**EXERCISE OBJECTIVE:**
Reproduce all the lines exactly as they stand, apart from the pictures.

**INPUT ROWS:**

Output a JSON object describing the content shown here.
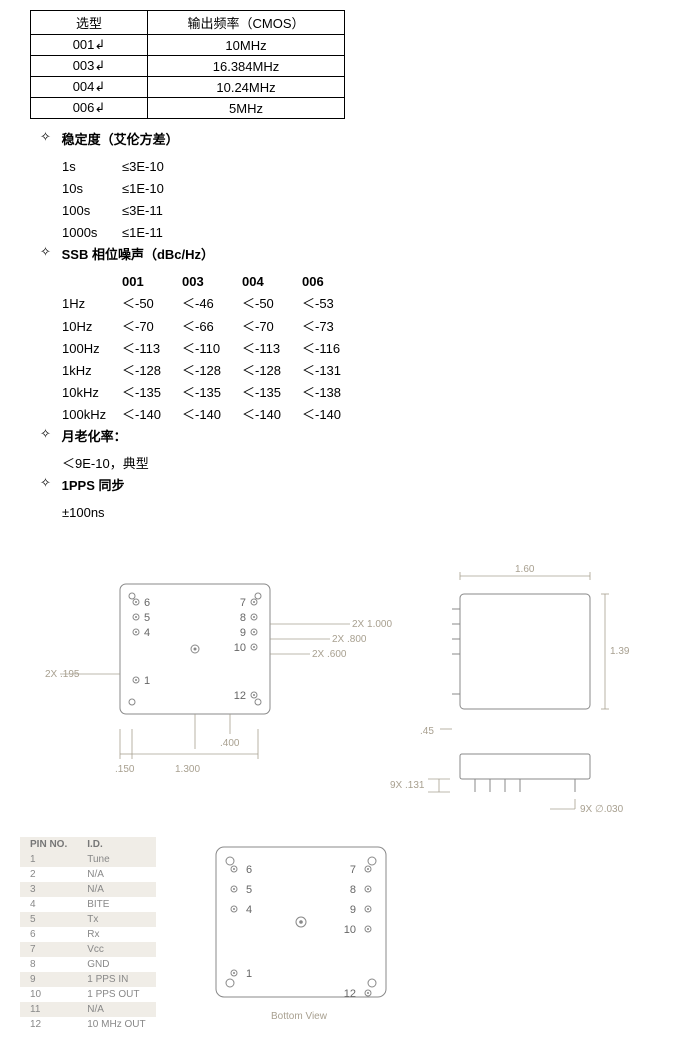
{
  "freq_table": {
    "headers": [
      "选型",
      "输出频率（CMOS）"
    ],
    "rows": [
      [
        "001↲",
        "10MHz"
      ],
      [
        "003↲",
        "16.384MHz"
      ],
      [
        "004↲",
        "10.24MHz"
      ],
      [
        "006↲",
        "5MHz"
      ]
    ]
  },
  "stability": {
    "title": "稳定度（艾伦方差）",
    "rows": [
      {
        "t": "1s",
        "v": "≤3E-10"
      },
      {
        "t": "10s",
        "v": "≤1E-10"
      },
      {
        "t": "100s",
        "v": "≤3E-11"
      },
      {
        "t": "1000s",
        "v": "≤1E-11"
      }
    ]
  },
  "ssb": {
    "title": "SSB 相位噪声（dBc/Hz）",
    "cols": [
      "001",
      "003",
      "004",
      "006"
    ],
    "rows": [
      {
        "f": "1Hz",
        "v": [
          "＜-50",
          "＜-46",
          "＜-50",
          "＜-53"
        ]
      },
      {
        "f": "10Hz",
        "v": [
          "＜-70",
          "＜-66",
          "＜-70",
          "＜-73"
        ]
      },
      {
        "f": "100Hz",
        "v": [
          "＜-113",
          "＜-110",
          "＜-113",
          "＜-116"
        ]
      },
      {
        "f": "1kHz",
        "v": [
          "＜-128",
          "＜-128",
          "＜-128",
          "＜-131"
        ]
      },
      {
        "f": "10kHz",
        "v": [
          "＜-135",
          "＜-135",
          "＜-135",
          "＜-138"
        ]
      },
      {
        "f": "100kHz",
        "v": [
          "＜-140",
          "＜-140",
          "＜-140",
          "＜-140"
        ]
      }
    ]
  },
  "aging": {
    "title": "月老化率：",
    "value": "＜9E-10，典型"
  },
  "pps": {
    "title": "1PPS 同步",
    "value": "±100ns"
  },
  "dims": {
    "top_w": "1.60",
    "top_h": "1.39",
    "left_2x195": "2X .195",
    "left_150": ".150",
    "left_1300": "1.300",
    "c_400": ".400",
    "c_2x600": "2X .600",
    "c_2x800": "2X .800",
    "c_2x1000": "2X 1.000",
    "side_45": ".45",
    "pin_9x131": "9X .131",
    "pin_9x030": "9X ∅.030",
    "bottom_label": "Bottom View"
  },
  "pins_left": [
    "6",
    "5",
    "4",
    "1"
  ],
  "pins_right": [
    "7",
    "8",
    "9",
    "10",
    "12"
  ],
  "bottom_pins_left": [
    "6",
    "5",
    "4",
    "1"
  ],
  "bottom_pins_right": [
    "7",
    "8",
    "9",
    "10",
    "12"
  ],
  "pin_table": {
    "headers": [
      "PIN NO.",
      "I.D."
    ],
    "rows": [
      [
        "1",
        "Tune"
      ],
      [
        "2",
        "N/A"
      ],
      [
        "3",
        "N/A"
      ],
      [
        "4",
        "BITE"
      ],
      [
        "5",
        "Tx"
      ],
      [
        "6",
        "Rx"
      ],
      [
        "7",
        "Vcc"
      ],
      [
        "8",
        "GND"
      ],
      [
        "9",
        "1 PPS IN"
      ],
      [
        "10",
        "1 PPS OUT"
      ],
      [
        "11",
        "N/A"
      ],
      [
        "12",
        "10 MHz OUT"
      ]
    ]
  },
  "colors": {
    "dim": "#a8a090",
    "pkg": "#888888",
    "pin_row_bg": "#f0ede7"
  }
}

**CORRECT ANSWER:**
Output a JSON object describing the content shown here.
{
  "freq_table": {
    "headers": [
      "选型",
      "输出频率（CMOS）"
    ],
    "rows": [
      [
        "001↲",
        "10MHz"
      ],
      [
        "003↲",
        "16.384MHz"
      ],
      [
        "004↲",
        "10.24MHz"
      ],
      [
        "006↲",
        "5MHz"
      ]
    ]
  },
  "stability": {
    "title": "稳定度（艾伦方差）",
    "rows": [
      {
        "t": "1s",
        "v": "≤3E-10"
      },
      {
        "t": "10s",
        "v": "≤1E-10"
      },
      {
        "t": "100s",
        "v": "≤3E-11"
      },
      {
        "t": "1000s",
        "v": "≤1E-11"
      }
    ]
  },
  "ssb": {
    "title": "SSB 相位噪声（dBc/Hz）",
    "cols": [
      "001",
      "003",
      "004",
      "006"
    ],
    "rows": [
      {
        "f": "1Hz",
        "v": [
          "＜-50",
          "＜-46",
          "＜-50",
          "＜-53"
        ]
      },
      {
        "f": "10Hz",
        "v": [
          "＜-70",
          "＜-66",
          "＜-70",
          "＜-73"
        ]
      },
      {
        "f": "100Hz",
        "v": [
          "＜-113",
          "＜-110",
          "＜-113",
          "＜-116"
        ]
      },
      {
        "f": "1kHz",
        "v": [
          "＜-128",
          "＜-128",
          "＜-128",
          "＜-131"
        ]
      },
      {
        "f": "10kHz",
        "v": [
          "＜-135",
          "＜-135",
          "＜-135",
          "＜-138"
        ]
      },
      {
        "f": "100kHz",
        "v": [
          "＜-140",
          "＜-140",
          "＜-140",
          "＜-140"
        ]
      }
    ]
  },
  "aging": {
    "title": "月老化率：",
    "value": "＜9E-10，典型"
  },
  "pps": {
    "title": "1PPS 同步",
    "value": "±100ns"
  },
  "dims": {
    "top_w": "1.60",
    "top_h": "1.39",
    "left_2x195": "2X .195",
    "left_150": ".150",
    "left_1300": "1.300",
    "c_400": ".400",
    "c_2x600": "2X .600",
    "c_2x800": "2X .800",
    "c_2x1000": "2X 1.000",
    "side_45": ".45",
    "pin_9x131": "9X .131",
    "pin_9x030": "9X ∅.030",
    "bottom_label": "Bottom View"
  },
  "pins_left": [
    "6",
    "5",
    "4",
    "1"
  ],
  "pins_right": [
    "7",
    "8",
    "9",
    "10",
    "12"
  ],
  "bottom_pins_left": [
    "6",
    "5",
    "4",
    "1"
  ],
  "bottom_pins_right": [
    "7",
    "8",
    "9",
    "10",
    "12"
  ],
  "pin_table": {
    "headers": [
      "PIN NO.",
      "I.D."
    ],
    "rows": [
      [
        "1",
        "Tune"
      ],
      [
        "2",
        "N/A"
      ],
      [
        "3",
        "N/A"
      ],
      [
        "4",
        "BITE"
      ],
      [
        "5",
        "Tx"
      ],
      [
        "6",
        "Rx"
      ],
      [
        "7",
        "Vcc"
      ],
      [
        "8",
        "GND"
      ],
      [
        "9",
        "1 PPS IN"
      ],
      [
        "10",
        "1 PPS OUT"
      ],
      [
        "11",
        "N/A"
      ],
      [
        "12",
        "10 MHz OUT"
      ]
    ]
  },
  "colors": {
    "dim": "#a8a090",
    "pkg": "#888888",
    "pin_row_bg": "#f0ede7"
  }
}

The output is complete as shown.